━━ Given records
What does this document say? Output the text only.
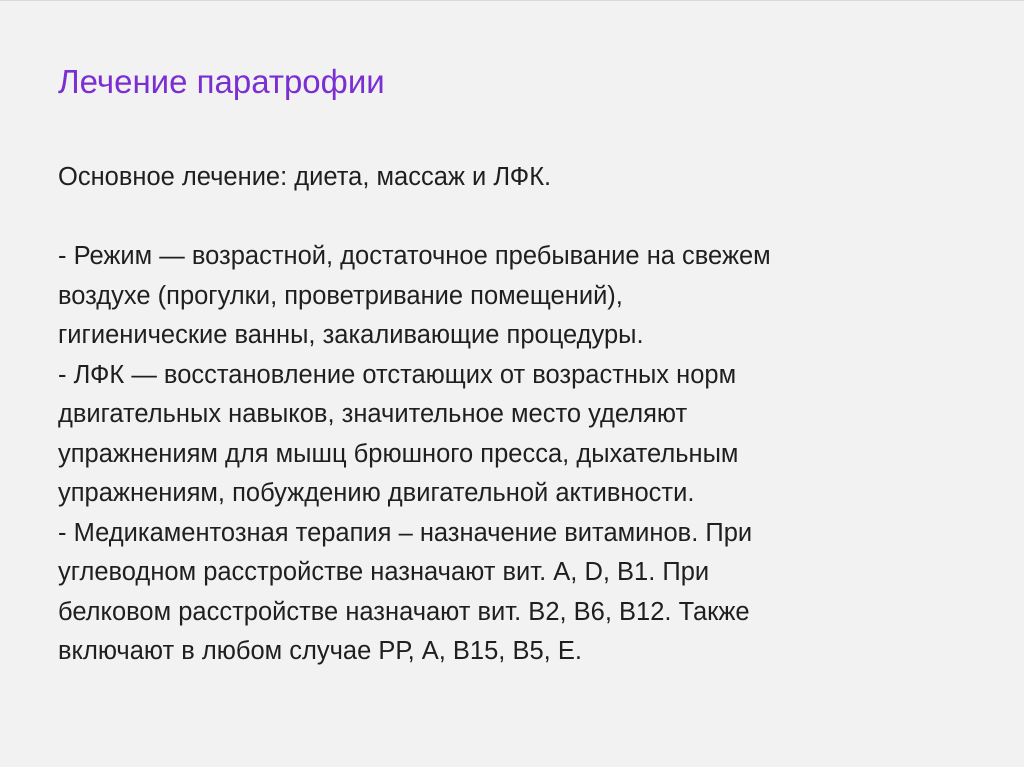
Лечение паратрофии
Основное лечение: диета, массаж и ЛФК.
- Режим — возрастной, достаточное пребывание на свежем
воздухе (прогулки, проветривание помещений),
гигиенические ванны, закаливающие процедуры.
- ЛФК — восстановление отстающих от возрастных норм
двигательных навыков, значительное место уделяют
упражнениям для мышц брюшного пресса, дыхательным
упражнениям, побуждению двигательной активности.
- Медикаментозная терапия – назначение витаминов. При
углеводном расстройстве назначают вит. А, D, В1. При
белковом расстройстве назначают вит. В2, В6, В12. Также
включают в любом случае РР, А, В15, В5, Е.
━━━━
Problem to solve: Write every entry out again exactly, dropping the pictures.

Solution to this problem:
What does this document say? Output the text only.
Лечение паратрофии
Основное лечение: диета, массаж и ЛФК.
- Режим — возрастной, достаточное пребывание на свежем
воздухе (прогулки, проветривание помещений),
гигиенические ванны, закаливающие процедуры.
- ЛФК — восстановление отстающих от возрастных норм
двигательных навыков, значительное место уделяют
упражнениям для мышц брюшного пресса, дыхательным
упражнениям, побуждению двигательной активности.
- Медикаментозная терапия – назначение витаминов. При
углеводном расстройстве назначают вит. А, D, В1. При
белковом расстройстве назначают вит. В2, В6, В12. Также
включают в любом случае РР, А, В15, В5, Е.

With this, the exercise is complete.